→ **WORK INSTRUCTIONS**:
Word for word, quote all of the material, omitting the pictures.

=== RECORDS SHOWN ===

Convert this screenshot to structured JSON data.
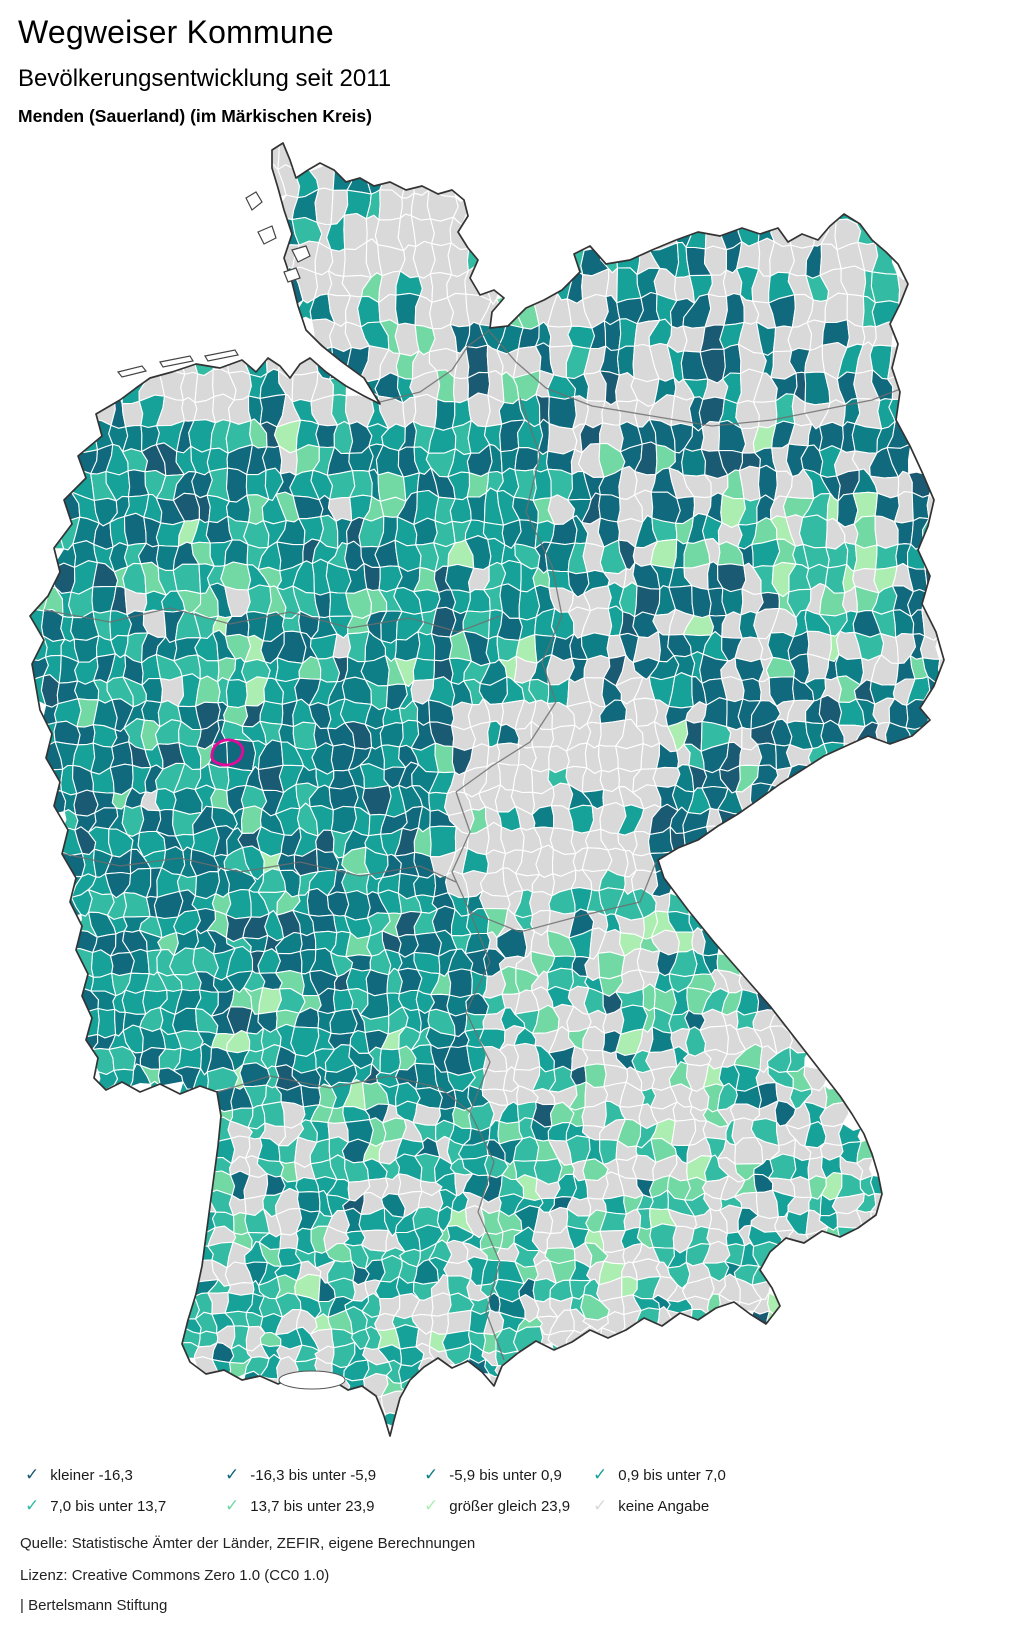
{
  "header": {
    "title": "Wegweiser Kommune",
    "subtitle": "Bevölkerungsentwicklung seit 2011",
    "location": "Menden (Sauerland) (im Märkischen Kreis)"
  },
  "map": {
    "country": "Deutschland",
    "highlighted_municipality": "Menden (Sauerland)",
    "highlight_color": "#e10a9b",
    "outline_color": "#333333",
    "state_border_color": "#6e6e6e",
    "cell_border_color": "#ffffff",
    "sea_color": "#ffffff"
  },
  "legend": {
    "items": [
      {
        "label": "kleiner -16,3",
        "color": "#1a5a72",
        "checked": true
      },
      {
        "label": "-16,3 bis unter -5,9",
        "color": "#10697c",
        "checked": true
      },
      {
        "label": "-5,9 bis unter 0,9",
        "color": "#0e7e87",
        "checked": true
      },
      {
        "label": "0,9 bis unter 7,0",
        "color": "#16a199",
        "checked": true
      },
      {
        "label": "7,0 bis unter 13,7",
        "color": "#34bba3",
        "checked": true
      },
      {
        "label": "13,7 bis unter 23,9",
        "color": "#72d9a5",
        "checked": true
      },
      {
        "label": "größer gleich 23,9",
        "color": "#aceeb2",
        "checked": true
      },
      {
        "label": "keine Angabe",
        "color": "#d9d9d9",
        "checked": true
      }
    ],
    "check_glyph": "✓"
  },
  "footer": {
    "source": "Quelle: Statistische Ämter der Länder, ZEFIR, eigene Berechnungen",
    "license": "Lizenz: Creative Commons Zero 1.0 (CC0 1.0)",
    "attribution": "| Bertelsmann Stiftung"
  }
}
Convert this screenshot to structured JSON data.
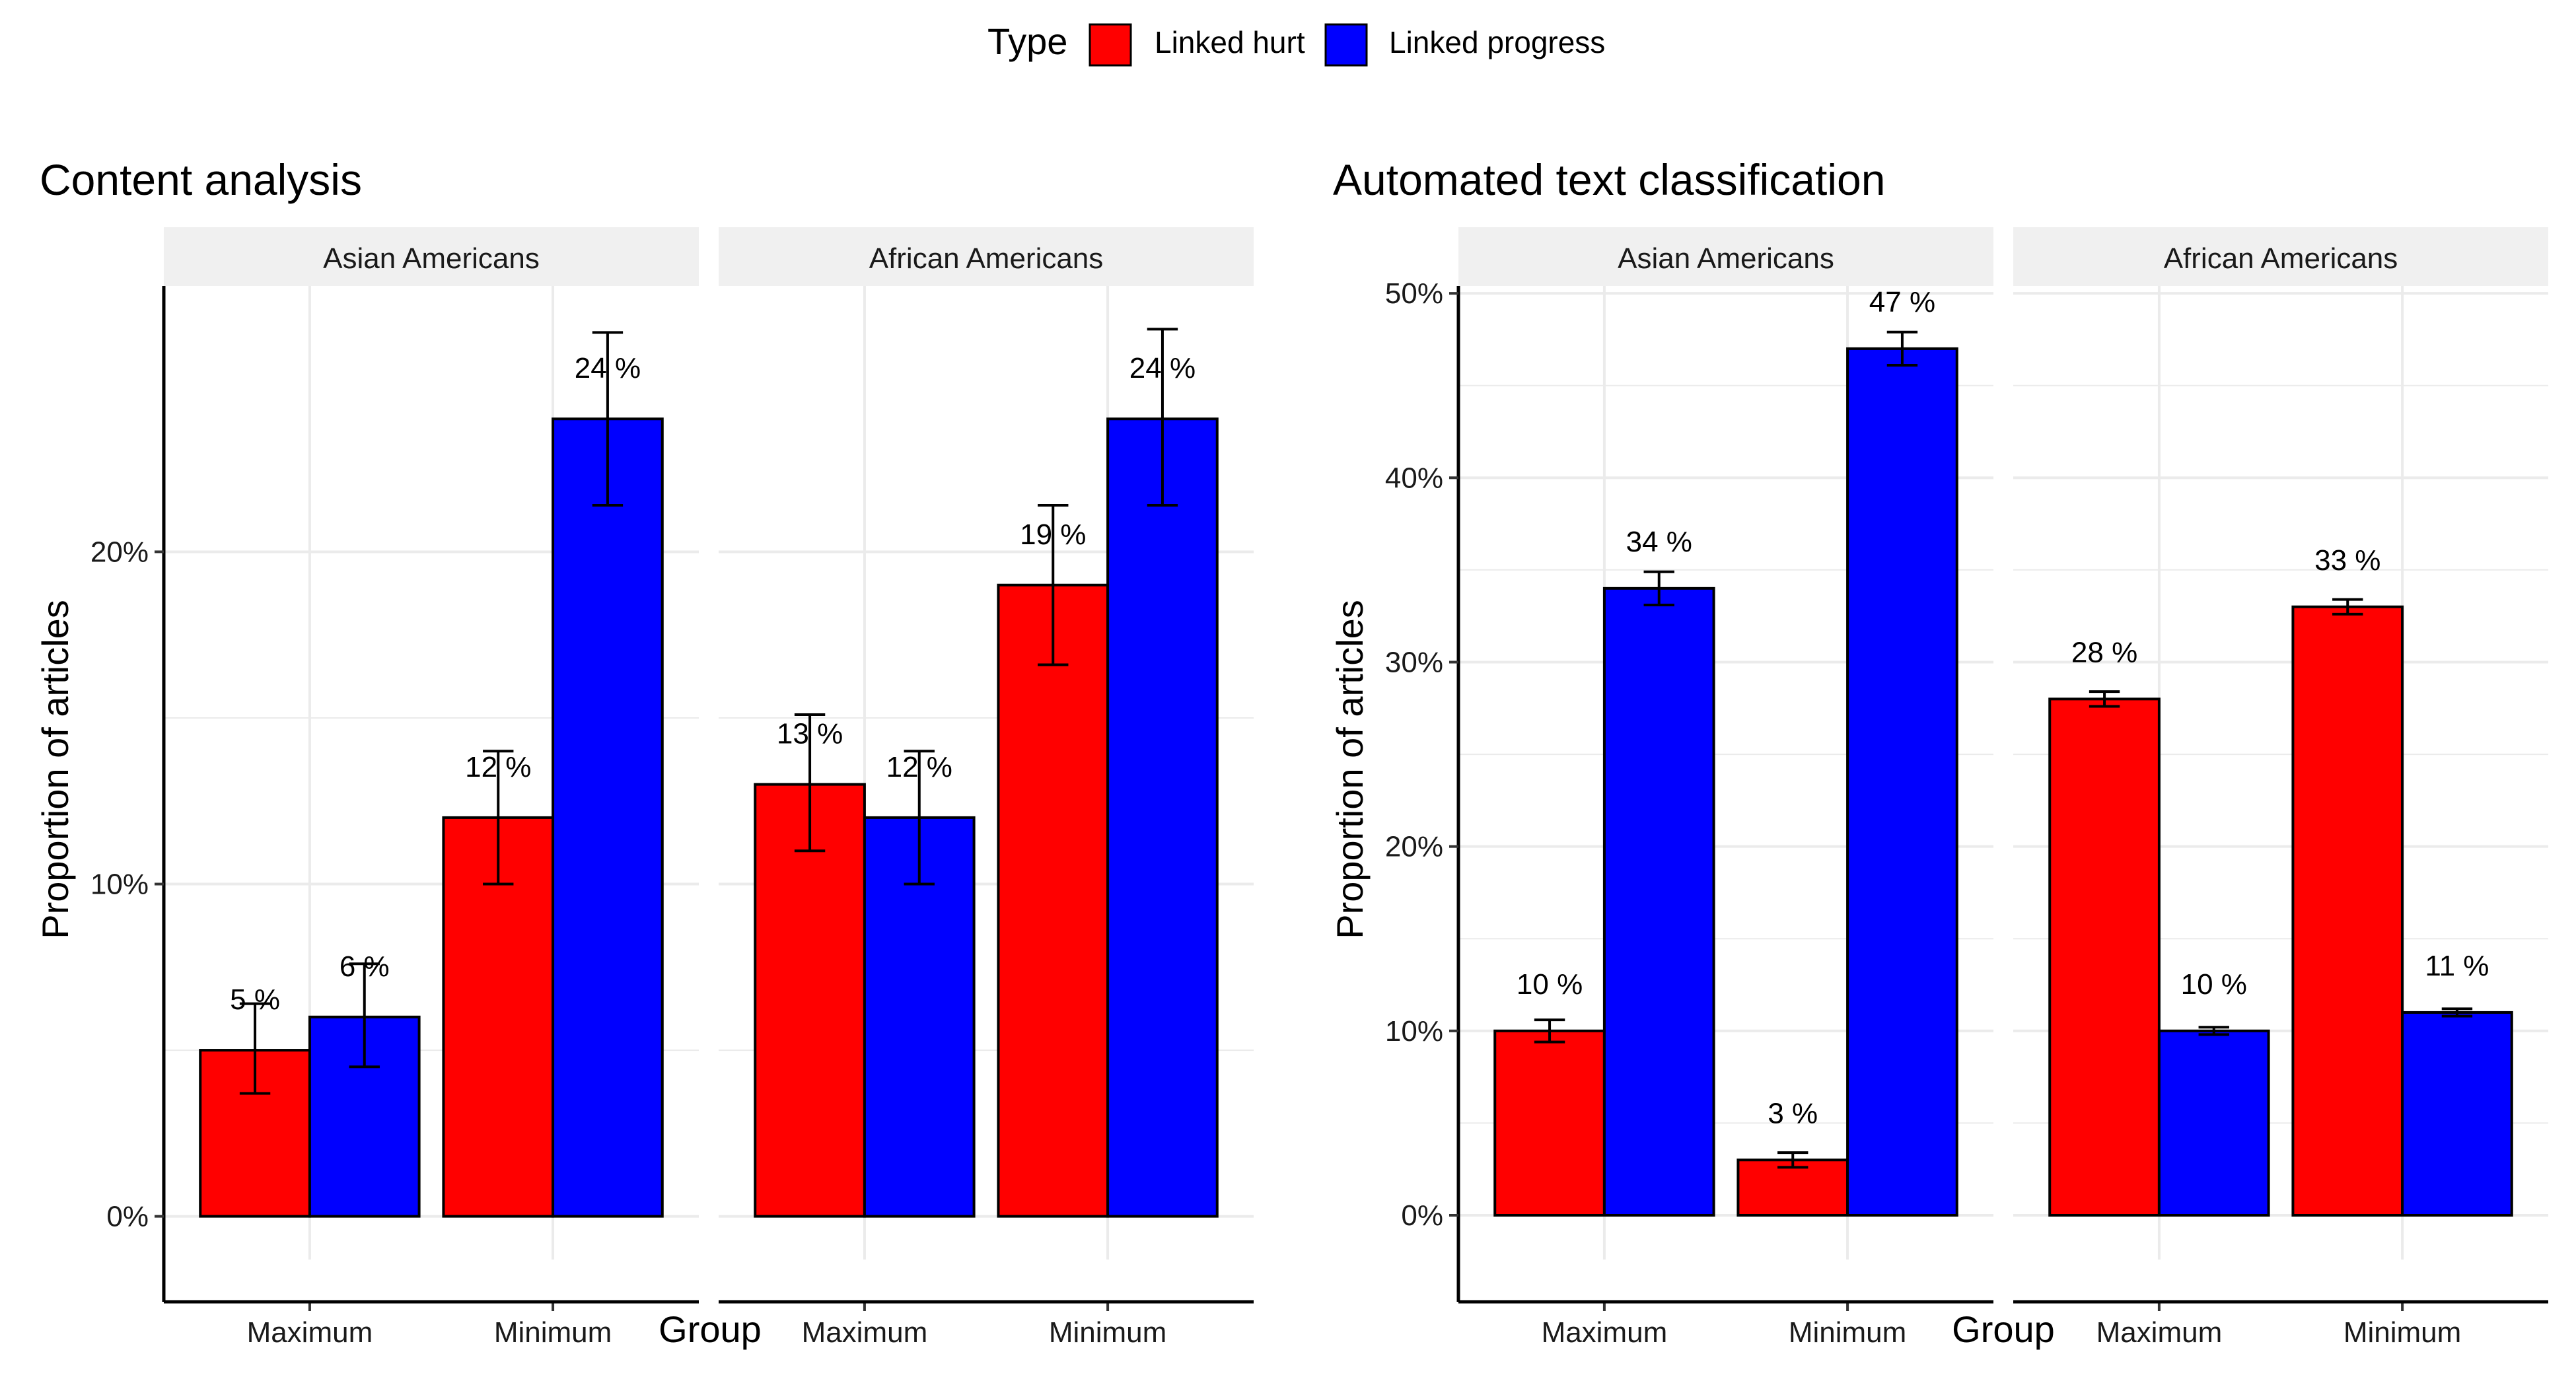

===

→ **FULL SOLUTION**:
Convert this screenshot to structured JSON data.
{
  "header": {
    "title": "Wegweiser Kommune",
    "subtitle": "Bevölkerungsentwicklung seit 2011",
    "location": "Menden (Sauerland) (im Märkischen Kreis)"
  },
  "map": {
    "country": "Deutschland",
    "highlighted_municipality": "Menden (Sauerland)",
    "highlight_color": "#e10a9b",
    "outline_color": "#333333",
    "state_border_color": "#6e6e6e",
    "cell_border_color": "#ffffff",
    "sea_color": "#ffffff"
  },
  "legend": {
    "items": [
      {
        "label": "kleiner -16,3",
        "color": "#1a5a72",
        "checked": true
      },
      {
        "label": "-16,3 bis unter -5,9",
        "color": "#10697c",
        "checked": true
      },
      {
        "label": "-5,9 bis unter 0,9",
        "color": "#0e7e87",
        "checked": true
      },
      {
        "label": "0,9 bis unter 7,0",
        "color": "#16a199",
        "checked": true
      },
      {
        "label": "7,0 bis unter 13,7",
        "color": "#34bba3",
        "checked": true
      },
      {
        "label": "13,7 bis unter 23,9",
        "color": "#72d9a5",
        "checked": true
      },
      {
        "label": "größer gleich 23,9",
        "color": "#aceeb2",
        "checked": true
      },
      {
        "label": "keine Angabe",
        "color": "#d9d9d9",
        "checked": true
      }
    ],
    "check_glyph": "✓"
  },
  "footer": {
    "source": "Quelle: Statistische Ämter der Länder, ZEFIR, eigene Berechnungen",
    "license": "Lizenz: Creative Commons Zero 1.0 (CC0 1.0)",
    "attribution": "| Bertelsmann Stiftung"
  }
}
Convert this screenshot to structured JSON data.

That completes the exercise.